> [What this task involves] Reproduce the listing that follows with no differences at all.

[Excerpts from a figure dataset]
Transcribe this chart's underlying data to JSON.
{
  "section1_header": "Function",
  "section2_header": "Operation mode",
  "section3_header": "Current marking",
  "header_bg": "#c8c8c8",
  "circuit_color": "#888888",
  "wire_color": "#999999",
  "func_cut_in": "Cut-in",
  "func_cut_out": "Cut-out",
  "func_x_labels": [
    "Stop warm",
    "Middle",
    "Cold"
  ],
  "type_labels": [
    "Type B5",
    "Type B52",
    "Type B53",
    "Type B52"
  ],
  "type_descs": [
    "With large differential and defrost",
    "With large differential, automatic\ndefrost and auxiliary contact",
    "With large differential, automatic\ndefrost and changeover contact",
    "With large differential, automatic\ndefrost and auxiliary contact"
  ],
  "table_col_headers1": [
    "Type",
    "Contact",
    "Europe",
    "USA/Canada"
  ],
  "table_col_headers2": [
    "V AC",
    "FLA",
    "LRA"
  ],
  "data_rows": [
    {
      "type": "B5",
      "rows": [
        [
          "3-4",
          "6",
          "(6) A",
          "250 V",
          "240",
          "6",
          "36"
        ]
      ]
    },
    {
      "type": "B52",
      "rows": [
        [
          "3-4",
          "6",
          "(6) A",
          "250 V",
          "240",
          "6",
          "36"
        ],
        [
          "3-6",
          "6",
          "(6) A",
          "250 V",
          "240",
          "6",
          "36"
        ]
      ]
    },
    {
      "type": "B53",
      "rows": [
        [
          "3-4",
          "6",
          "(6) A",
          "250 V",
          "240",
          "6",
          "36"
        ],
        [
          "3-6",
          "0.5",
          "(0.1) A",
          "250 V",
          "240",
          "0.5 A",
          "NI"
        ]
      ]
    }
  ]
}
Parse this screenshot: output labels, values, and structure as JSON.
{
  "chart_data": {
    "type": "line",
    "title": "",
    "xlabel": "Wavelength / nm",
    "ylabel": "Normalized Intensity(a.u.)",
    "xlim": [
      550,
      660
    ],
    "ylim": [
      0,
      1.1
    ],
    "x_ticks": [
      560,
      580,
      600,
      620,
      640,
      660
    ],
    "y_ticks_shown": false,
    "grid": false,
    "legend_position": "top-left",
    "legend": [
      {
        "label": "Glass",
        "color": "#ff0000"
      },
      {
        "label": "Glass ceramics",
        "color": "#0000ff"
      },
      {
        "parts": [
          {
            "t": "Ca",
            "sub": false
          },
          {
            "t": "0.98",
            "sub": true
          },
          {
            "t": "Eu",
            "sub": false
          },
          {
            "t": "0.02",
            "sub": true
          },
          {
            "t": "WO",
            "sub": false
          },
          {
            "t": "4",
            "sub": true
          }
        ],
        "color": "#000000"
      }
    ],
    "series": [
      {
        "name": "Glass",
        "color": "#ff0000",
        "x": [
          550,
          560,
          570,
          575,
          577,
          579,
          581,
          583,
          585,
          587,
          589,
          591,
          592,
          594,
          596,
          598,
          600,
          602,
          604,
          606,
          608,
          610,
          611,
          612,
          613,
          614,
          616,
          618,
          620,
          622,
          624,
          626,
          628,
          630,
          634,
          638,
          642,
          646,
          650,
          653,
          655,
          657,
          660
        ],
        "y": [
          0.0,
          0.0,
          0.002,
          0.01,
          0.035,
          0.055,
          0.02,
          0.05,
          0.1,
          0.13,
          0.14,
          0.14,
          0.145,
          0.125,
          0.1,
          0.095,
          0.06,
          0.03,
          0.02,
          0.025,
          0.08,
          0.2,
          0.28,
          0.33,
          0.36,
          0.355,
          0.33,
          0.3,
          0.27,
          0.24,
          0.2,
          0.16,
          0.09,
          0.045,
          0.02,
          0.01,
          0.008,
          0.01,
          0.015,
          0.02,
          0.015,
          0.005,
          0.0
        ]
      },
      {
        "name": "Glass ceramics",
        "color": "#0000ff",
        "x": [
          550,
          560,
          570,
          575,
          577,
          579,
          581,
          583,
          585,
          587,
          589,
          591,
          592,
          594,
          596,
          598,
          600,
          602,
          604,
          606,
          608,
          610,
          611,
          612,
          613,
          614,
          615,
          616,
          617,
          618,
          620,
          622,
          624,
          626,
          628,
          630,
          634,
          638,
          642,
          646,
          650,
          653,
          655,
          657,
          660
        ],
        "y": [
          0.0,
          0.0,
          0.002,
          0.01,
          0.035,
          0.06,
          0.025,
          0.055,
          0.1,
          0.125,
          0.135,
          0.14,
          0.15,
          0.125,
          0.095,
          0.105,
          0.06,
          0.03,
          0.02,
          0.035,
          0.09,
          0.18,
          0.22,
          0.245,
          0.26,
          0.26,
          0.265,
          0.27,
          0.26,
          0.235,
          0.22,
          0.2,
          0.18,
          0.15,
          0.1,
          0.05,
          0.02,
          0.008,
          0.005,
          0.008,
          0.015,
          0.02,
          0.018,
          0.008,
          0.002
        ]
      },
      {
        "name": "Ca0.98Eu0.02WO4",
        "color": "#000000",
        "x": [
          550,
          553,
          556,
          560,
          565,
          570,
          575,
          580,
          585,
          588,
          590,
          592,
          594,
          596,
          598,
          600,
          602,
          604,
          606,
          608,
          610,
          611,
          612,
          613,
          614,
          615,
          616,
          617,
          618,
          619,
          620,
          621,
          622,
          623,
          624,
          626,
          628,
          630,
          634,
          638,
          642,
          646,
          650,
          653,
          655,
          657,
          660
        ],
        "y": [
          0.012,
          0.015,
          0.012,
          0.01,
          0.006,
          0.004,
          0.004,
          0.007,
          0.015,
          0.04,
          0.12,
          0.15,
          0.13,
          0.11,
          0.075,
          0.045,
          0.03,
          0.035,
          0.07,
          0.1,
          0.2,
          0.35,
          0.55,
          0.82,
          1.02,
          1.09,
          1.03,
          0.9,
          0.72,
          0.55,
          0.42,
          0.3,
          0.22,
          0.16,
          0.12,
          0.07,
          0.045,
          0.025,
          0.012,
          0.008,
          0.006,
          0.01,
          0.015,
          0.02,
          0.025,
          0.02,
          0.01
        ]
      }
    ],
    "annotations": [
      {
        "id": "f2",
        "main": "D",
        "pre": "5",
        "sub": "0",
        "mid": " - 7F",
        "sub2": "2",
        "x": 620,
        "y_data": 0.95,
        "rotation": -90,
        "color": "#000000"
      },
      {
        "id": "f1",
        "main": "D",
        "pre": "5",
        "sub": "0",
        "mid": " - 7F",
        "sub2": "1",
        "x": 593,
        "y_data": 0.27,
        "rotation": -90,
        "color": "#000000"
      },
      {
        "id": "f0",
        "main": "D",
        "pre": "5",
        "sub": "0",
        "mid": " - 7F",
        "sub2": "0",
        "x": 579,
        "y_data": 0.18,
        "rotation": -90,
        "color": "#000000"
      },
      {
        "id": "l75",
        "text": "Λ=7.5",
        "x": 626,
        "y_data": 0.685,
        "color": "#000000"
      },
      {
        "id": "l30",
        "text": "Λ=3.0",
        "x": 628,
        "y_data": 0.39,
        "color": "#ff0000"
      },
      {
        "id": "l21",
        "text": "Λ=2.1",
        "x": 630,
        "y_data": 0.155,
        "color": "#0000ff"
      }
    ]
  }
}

> [Correct answer]
Transcribe this chart's underlying data to JSON.
{
  "section1_header": "Function",
  "section2_header": "Operation mode",
  "section3_header": "Current marking",
  "header_bg": "#c8c8c8",
  "circuit_color": "#888888",
  "wire_color": "#999999",
  "func_cut_in": "Cut-in",
  "func_cut_out": "Cut-out",
  "func_x_labels": [
    "Stop warm",
    "Middle",
    "Cold"
  ],
  "type_labels": [
    "Type B5",
    "Type B52",
    "Type B53",
    "Type B52"
  ],
  "type_descs": [
    "With large differential and defrost",
    "With large differential, automatic\ndefrost and auxiliary contact",
    "With large differential, automatic\ndefrost and changeover contact",
    "With large differential, automatic\ndefrost and auxiliary contact"
  ],
  "table_col_headers1": [
    "Type",
    "Contact",
    "Europe",
    "USA/Canada"
  ],
  "table_col_headers2": [
    "V AC",
    "FLA",
    "LRA"
  ],
  "data_rows": [
    {
      "type": "B5",
      "rows": [
        [
          "3-4",
          "6",
          "(6) A",
          "250 V",
          "240",
          "6",
          "36"
        ]
      ]
    },
    {
      "type": "B52",
      "rows": [
        [
          "3-4",
          "6",
          "(6) A",
          "250 V",
          "240",
          "6",
          "36"
        ],
        [
          "3-6",
          "6",
          "(6) A",
          "250 V",
          "240",
          "6",
          "36"
        ]
      ]
    },
    {
      "type": "B53",
      "rows": [
        [
          "3-4",
          "6",
          "(6) A",
          "250 V",
          "240",
          "6",
          "36"
        ],
        [
          "3-6",
          "0.5",
          "(0.1) A",
          "250 V",
          "240",
          "0.5 A",
          "NI"
        ]
      ]
    }
  ]
}
Parse this screenshot: output labels, values, and structure as JSON.
{
  "chart_data": {
    "type": "line",
    "title": "",
    "xlabel": "Wavelength / nm",
    "ylabel": "Normalized Intensity(a.u.)",
    "xlim": [
      550,
      660
    ],
    "ylim": [
      0,
      1.1
    ],
    "x_ticks": [
      560,
      580,
      600,
      620,
      640,
      660
    ],
    "y_ticks_shown": false,
    "grid": false,
    "legend_position": "top-left",
    "legend": [
      {
        "label": "Glass",
        "color": "#ff0000"
      },
      {
        "label": "Glass ceramics",
        "color": "#0000ff"
      },
      {
        "parts": [
          {
            "t": "Ca",
            "sub": false
          },
          {
            "t": "0.98",
            "sub": true
          },
          {
            "t": "Eu",
            "sub": false
          },
          {
            "t": "0.02",
            "sub": true
          },
          {
            "t": "WO",
            "sub": false
          },
          {
            "t": "4",
            "sub": true
          }
        ],
        "color": "#000000"
      }
    ],
    "series": [
      {
        "name": "Glass",
        "color": "#ff0000",
        "x": [
          550,
          560,
          570,
          575,
          577,
          579,
          581,
          583,
          585,
          587,
          589,
          591,
          592,
          594,
          596,
          598,
          600,
          602,
          604,
          606,
          608,
          610,
          611,
          612,
          613,
          614,
          616,
          618,
          620,
          622,
          624,
          626,
          628,
          630,
          634,
          638,
          642,
          646,
          650,
          653,
          655,
          657,
          660
        ],
        "y": [
          0.0,
          0.0,
          0.002,
          0.01,
          0.035,
          0.055,
          0.02,
          0.05,
          0.1,
          0.13,
          0.14,
          0.14,
          0.145,
          0.125,
          0.1,
          0.095,
          0.06,
          0.03,
          0.02,
          0.025,
          0.08,
          0.2,
          0.28,
          0.33,
          0.36,
          0.355,
          0.33,
          0.3,
          0.27,
          0.24,
          0.2,
          0.16,
          0.09,
          0.045,
          0.02,
          0.01,
          0.008,
          0.01,
          0.015,
          0.02,
          0.015,
          0.005,
          0.0
        ]
      },
      {
        "name": "Glass ceramics",
        "color": "#0000ff",
        "x": [
          550,
          560,
          570,
          575,
          577,
          579,
          581,
          583,
          585,
          587,
          589,
          591,
          592,
          594,
          596,
          598,
          600,
          602,
          604,
          606,
          608,
          610,
          611,
          612,
          613,
          614,
          615,
          616,
          617,
          618,
          620,
          622,
          624,
          626,
          628,
          630,
          634,
          638,
          642,
          646,
          650,
          653,
          655,
          657,
          660
        ],
        "y": [
          0.0,
          0.0,
          0.002,
          0.01,
          0.035,
          0.06,
          0.025,
          0.055,
          0.1,
          0.125,
          0.135,
          0.14,
          0.15,
          0.125,
          0.095,
          0.105,
          0.06,
          0.03,
          0.02,
          0.035,
          0.09,
          0.18,
          0.22,
          0.245,
          0.26,
          0.26,
          0.265,
          0.27,
          0.26,
          0.235,
          0.22,
          0.2,
          0.18,
          0.15,
          0.1,
          0.05,
          0.02,
          0.008,
          0.005,
          0.008,
          0.015,
          0.02,
          0.018,
          0.008,
          0.002
        ]
      },
      {
        "name": "Ca0.98Eu0.02WO4",
        "color": "#000000",
        "x": [
          550,
          553,
          556,
          560,
          565,
          570,
          575,
          580,
          585,
          588,
          590,
          592,
          594,
          596,
          598,
          600,
          602,
          604,
          606,
          608,
          610,
          611,
          612,
          613,
          614,
          615,
          616,
          617,
          618,
          619,
          620,
          621,
          622,
          623,
          624,
          626,
          628,
          630,
          634,
          638,
          642,
          646,
          650,
          653,
          655,
          657,
          660
        ],
        "y": [
          0.012,
          0.015,
          0.012,
          0.01,
          0.006,
          0.004,
          0.004,
          0.007,
          0.015,
          0.04,
          0.12,
          0.15,
          0.13,
          0.11,
          0.075,
          0.045,
          0.03,
          0.035,
          0.07,
          0.1,
          0.2,
          0.35,
          0.55,
          0.82,
          1.02,
          1.09,
          1.03,
          0.9,
          0.72,
          0.55,
          0.42,
          0.3,
          0.22,
          0.16,
          0.12,
          0.07,
          0.045,
          0.025,
          0.012,
          0.008,
          0.006,
          0.01,
          0.015,
          0.02,
          0.025,
          0.02,
          0.01
        ]
      }
    ],
    "annotations": [
      {
        "id": "f2",
        "main": "D",
        "pre": "5",
        "sub": "0",
        "mid": " - 7F",
        "sub2": "2",
        "x": 620,
        "y_data": 0.95,
        "rotation": -90,
        "color": "#000000"
      },
      {
        "id": "f1",
        "main": "D",
        "pre": "5",
        "sub": "0",
        "mid": " - 7F",
        "sub2": "1",
        "x": 593,
        "y_data": 0.27,
        "rotation": -90,
        "color": "#000000"
      },
      {
        "id": "f0",
        "main": "D",
        "pre": "5",
        "sub": "0",
        "mid": " - 7F",
        "sub2": "0",
        "x": 579,
        "y_data": 0.18,
        "rotation": -90,
        "color": "#000000"
      },
      {
        "id": "l75",
        "text": "Λ=7.5",
        "x": 626,
        "y_data": 0.685,
        "color": "#000000"
      },
      {
        "id": "l30",
        "text": "Λ=3.0",
        "x": 628,
        "y_data": 0.39,
        "color": "#ff0000"
      },
      {
        "id": "l21",
        "text": "Λ=2.1",
        "x": 630,
        "y_data": 0.155,
        "color": "#0000ff"
      }
    ]
  }
}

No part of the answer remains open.